• TO DO: Using the listing below, copy every line that mentions "запроса".

• INPUT MATERIAL:
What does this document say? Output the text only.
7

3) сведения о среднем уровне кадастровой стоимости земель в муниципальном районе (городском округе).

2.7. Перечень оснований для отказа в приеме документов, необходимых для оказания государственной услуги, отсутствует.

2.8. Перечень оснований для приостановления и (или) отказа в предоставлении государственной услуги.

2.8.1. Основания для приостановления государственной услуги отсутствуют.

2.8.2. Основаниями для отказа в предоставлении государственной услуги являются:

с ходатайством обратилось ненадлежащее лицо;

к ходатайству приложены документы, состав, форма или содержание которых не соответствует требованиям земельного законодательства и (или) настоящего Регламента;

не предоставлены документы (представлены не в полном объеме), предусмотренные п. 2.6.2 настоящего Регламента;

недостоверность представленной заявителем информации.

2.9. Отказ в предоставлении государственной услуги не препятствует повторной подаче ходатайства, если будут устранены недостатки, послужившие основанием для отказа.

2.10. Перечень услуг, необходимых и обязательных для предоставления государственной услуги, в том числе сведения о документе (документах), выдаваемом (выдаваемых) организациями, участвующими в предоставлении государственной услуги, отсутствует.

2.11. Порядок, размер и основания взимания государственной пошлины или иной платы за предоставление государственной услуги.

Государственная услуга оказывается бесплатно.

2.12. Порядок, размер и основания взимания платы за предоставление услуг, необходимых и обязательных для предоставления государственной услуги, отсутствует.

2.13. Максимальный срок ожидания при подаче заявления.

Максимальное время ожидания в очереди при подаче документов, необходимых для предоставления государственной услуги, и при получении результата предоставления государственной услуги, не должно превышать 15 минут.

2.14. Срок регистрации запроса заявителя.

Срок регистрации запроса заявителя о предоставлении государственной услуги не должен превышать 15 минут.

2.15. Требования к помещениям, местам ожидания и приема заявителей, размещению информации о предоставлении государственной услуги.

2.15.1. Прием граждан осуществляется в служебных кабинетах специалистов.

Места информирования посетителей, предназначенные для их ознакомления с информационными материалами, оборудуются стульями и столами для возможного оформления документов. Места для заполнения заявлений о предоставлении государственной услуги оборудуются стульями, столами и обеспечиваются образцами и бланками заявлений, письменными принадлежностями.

• ANSWER TO THE EXERCISE:
2.14. Срок регистрации запроса заявителя.
Срок регистрации запроса заявителя о предоставлении государственной услуги не должен превышать 15 минут.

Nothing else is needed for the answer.